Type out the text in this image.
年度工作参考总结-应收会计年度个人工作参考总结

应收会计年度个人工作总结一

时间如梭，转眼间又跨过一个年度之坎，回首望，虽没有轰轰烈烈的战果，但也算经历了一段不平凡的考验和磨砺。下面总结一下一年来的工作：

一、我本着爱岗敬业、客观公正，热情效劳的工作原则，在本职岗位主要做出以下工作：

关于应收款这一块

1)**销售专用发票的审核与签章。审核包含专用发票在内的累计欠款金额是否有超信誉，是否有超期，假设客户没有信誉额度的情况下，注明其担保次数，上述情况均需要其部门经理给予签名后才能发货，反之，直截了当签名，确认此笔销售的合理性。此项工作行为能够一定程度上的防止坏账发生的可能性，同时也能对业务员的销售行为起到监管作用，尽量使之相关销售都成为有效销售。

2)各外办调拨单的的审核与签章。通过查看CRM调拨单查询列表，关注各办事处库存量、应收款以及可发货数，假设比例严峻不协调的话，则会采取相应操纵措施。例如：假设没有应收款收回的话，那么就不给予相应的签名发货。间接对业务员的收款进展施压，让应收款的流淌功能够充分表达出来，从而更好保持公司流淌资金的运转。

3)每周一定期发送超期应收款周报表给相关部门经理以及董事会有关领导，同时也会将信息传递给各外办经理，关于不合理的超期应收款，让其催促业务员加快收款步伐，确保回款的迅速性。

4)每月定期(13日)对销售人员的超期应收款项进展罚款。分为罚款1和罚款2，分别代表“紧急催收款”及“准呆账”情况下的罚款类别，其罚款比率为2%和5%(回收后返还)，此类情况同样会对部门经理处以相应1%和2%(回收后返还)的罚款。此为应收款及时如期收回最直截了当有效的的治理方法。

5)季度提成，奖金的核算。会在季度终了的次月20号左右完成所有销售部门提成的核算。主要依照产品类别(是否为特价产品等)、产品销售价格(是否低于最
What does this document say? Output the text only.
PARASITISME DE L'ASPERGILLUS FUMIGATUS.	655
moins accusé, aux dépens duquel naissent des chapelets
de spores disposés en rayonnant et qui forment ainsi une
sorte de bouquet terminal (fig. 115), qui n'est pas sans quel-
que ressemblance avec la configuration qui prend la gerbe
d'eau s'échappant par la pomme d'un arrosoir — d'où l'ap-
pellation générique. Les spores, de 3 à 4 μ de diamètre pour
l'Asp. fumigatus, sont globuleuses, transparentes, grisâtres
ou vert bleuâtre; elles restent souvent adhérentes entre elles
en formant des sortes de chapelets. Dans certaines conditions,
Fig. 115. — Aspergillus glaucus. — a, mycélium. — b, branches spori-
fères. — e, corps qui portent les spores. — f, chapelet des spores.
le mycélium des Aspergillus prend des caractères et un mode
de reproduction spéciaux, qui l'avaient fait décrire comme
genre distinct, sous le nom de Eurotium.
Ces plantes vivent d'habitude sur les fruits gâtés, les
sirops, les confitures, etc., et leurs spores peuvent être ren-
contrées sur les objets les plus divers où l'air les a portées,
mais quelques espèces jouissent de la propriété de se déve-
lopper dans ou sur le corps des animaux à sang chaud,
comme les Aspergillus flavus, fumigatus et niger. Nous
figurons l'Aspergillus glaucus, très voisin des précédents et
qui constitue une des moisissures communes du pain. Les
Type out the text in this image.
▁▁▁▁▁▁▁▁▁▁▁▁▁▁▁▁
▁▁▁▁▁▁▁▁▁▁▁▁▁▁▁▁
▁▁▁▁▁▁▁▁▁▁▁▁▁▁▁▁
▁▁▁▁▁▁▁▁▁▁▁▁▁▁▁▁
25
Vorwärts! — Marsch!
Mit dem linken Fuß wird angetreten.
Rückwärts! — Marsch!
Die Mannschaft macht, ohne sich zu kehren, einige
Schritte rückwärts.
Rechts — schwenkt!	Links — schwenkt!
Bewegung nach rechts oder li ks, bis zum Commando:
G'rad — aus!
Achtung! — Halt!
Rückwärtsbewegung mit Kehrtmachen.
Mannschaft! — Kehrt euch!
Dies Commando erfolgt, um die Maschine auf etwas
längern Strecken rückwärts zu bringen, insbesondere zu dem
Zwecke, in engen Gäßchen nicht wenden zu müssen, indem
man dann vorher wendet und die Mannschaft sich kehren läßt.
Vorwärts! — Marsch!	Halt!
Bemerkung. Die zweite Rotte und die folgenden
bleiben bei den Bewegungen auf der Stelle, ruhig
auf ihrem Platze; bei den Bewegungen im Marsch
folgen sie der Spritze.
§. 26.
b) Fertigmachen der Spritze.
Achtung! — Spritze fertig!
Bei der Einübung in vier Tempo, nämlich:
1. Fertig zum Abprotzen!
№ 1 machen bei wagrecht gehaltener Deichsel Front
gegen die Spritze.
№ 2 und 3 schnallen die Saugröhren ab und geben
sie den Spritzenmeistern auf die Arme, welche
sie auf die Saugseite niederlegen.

→ EXERCISE REQUIREMENTS: Word for word, write out the data.

→ EXERCISE SOLUTION:
Type out the text in this image.
年度工作参考总结-应收会计年度个人工作参考总结

应收会计年度个人工作总结一

时间如梭，转眼间又跨过一个年度之坎，回首望，虽没有轰轰烈烈的战果，但也算经历了一段不平凡的考验和磨砺。下面总结一下一年来的工作：

一、我本着爱岗敬业、客观公正，热情效劳的工作原则，在本职岗位主要做出以下工作：

关于应收款这一块

1)**销售专用发票的审核与签章。审核包含专用发票在内的累计欠款金额是否有超信誉，是否有超期，假设客户没有信誉额度的情况下，注明其担保次数，上述情况均需要其部门经理给予签名后才能发货，反之，直截了当签名，确认此笔销售的合理性。此项工作行为能够一定程度上的防止坏账发生的可能性，同时也能对业务员的销售行为起到监管作用，尽量使之相关销售都成为有效销售。

2)各外办调拨单的的审核与签章。通过查看CRM调拨单查询列表，关注各办事处库存量、应收款以及可发货数，假设比例严峻不协调的话，则会采取相应操纵措施。例如：假设没有应收款收回的话，那么就不给予相应的签名发货。间接对业务员的收款进展施压，让应收款的流淌功能够充分表达出来，从而更好保持公司流淌资金的运转。

3)每周一定期发送超期应收款周报表给相关部门经理以及董事会有关领导，同时也会将信息传递给各外办经理，关于不合理的超期应收款，让其催促业务员加快收款步伐，确保回款的迅速性。

4)每月定期(13日)对销售人员的超期应收款项进展罚款。分为罚款1和罚款2，分别代表“紧急催收款”及“准呆账”情况下的罚款类别，其罚款比率为2%和5%(回收后返还)，此类情况同样会对部门经理处以相应1%和2%(回收后返还)的罚款。此为应收款及时如期收回最直截了当有效的的治理方法。

5)季度提成，奖金的核算。会在季度终了的次月20号左右完成所有销售部门提成的核算。主要依照产品类别(是否为特价产品等)、产品销售价格(是否低于最
What does this document say? Output the text only.
PARASITISME DE L'ASPERGILLUS FUMIGATUS.	655
moins accusé, aux dépens duquel naissent des chapelets
de spores disposés en rayonnant et qui forment ainsi une
sorte de bouquet terminal (fig. 115), qui n'est pas sans quel-
que ressemblance avec la configuration qui prend la gerbe
d'eau s'échappant par la pomme d'un arrosoir — d'où l'ap-
pellation générique. Les spores, de 3 à 4 μ de diamètre pour
l'Asp. fumigatus, sont globuleuses, transparentes, grisâtres
ou vert bleuâtre; elles restent souvent adhérentes entre elles
en formant des sortes de chapelets. Dans certaines conditions,
Fig. 115. — Aspergillus glaucus. — a, mycélium. — b, branches spori-
fères. — e, corps qui portent les spores. — f, chapelet des spores.
le mycélium des Aspergillus prend des caractères et un mode
de reproduction spéciaux, qui l'avaient fait décrire comme
genre distinct, sous le nom de Eurotium.
Ces plantes vivent d'habitude sur les fruits gâtés, les
sirops, les confitures, etc., et leurs spores peuvent être ren-
contrées sur les objets les plus divers où l'air les a portées,
mais quelques espèces jouissent de la propriété de se déve-
lopper dans ou sur le corps des animaux à sang chaud,
comme les Aspergillus flavus, fumigatus et niger. Nous
figurons l'Aspergillus glaucus, très voisin des précédents et
qui constitue une des moisissures communes du pain. Les
Type out the text in this image.
▁▁▁▁▁▁▁▁▁▁▁▁▁▁▁▁
▁▁▁▁▁▁▁▁▁▁▁▁▁▁▁▁
▁▁▁▁▁▁▁▁▁▁▁▁▁▁▁▁
▁▁▁▁▁▁▁▁▁▁▁▁▁▁▁▁
25
Vorwärts! — Marsch!
Mit dem linken Fuß wird angetreten.
Rückwärts! — Marsch!
Die Mannschaft macht, ohne sich zu kehren, einige
Schritte rückwärts.
Rechts — schwenkt!	Links — schwenkt!
Bewegung nach rechts oder li ks, bis zum Commando:
G'rad — aus!
Achtung! — Halt!
Rückwärtsbewegung mit Kehrtmachen.
Mannschaft! — Kehrt euch!
Dies Commando erfolgt, um die Maschine auf etwas
längern Strecken rückwärts zu bringen, insbesondere zu dem
Zwecke, in engen Gäßchen nicht wenden zu müssen, indem
man dann vorher wendet und die Mannschaft sich kehren läßt.
Vorwärts! — Marsch!	Halt!
Bemerkung. Die zweite Rotte und die folgenden
bleiben bei den Bewegungen auf der Stelle, ruhig
auf ihrem Platze; bei den Bewegungen im Marsch
folgen sie der Spritze.
§. 26.
b) Fertigmachen der Spritze.
Achtung! — Spritze fertig!
Bei der Einübung in vier Tempo, nämlich:
1. Fertig zum Abprotzen!
№ 1 machen bei wagrecht gehaltener Deichsel Front
gegen die Spritze.
№ 2 und 3 schnallen die Saugröhren ab und geben
sie den Spritzenmeistern auf die Arme, welche
sie auf die Saugseite niederlegen.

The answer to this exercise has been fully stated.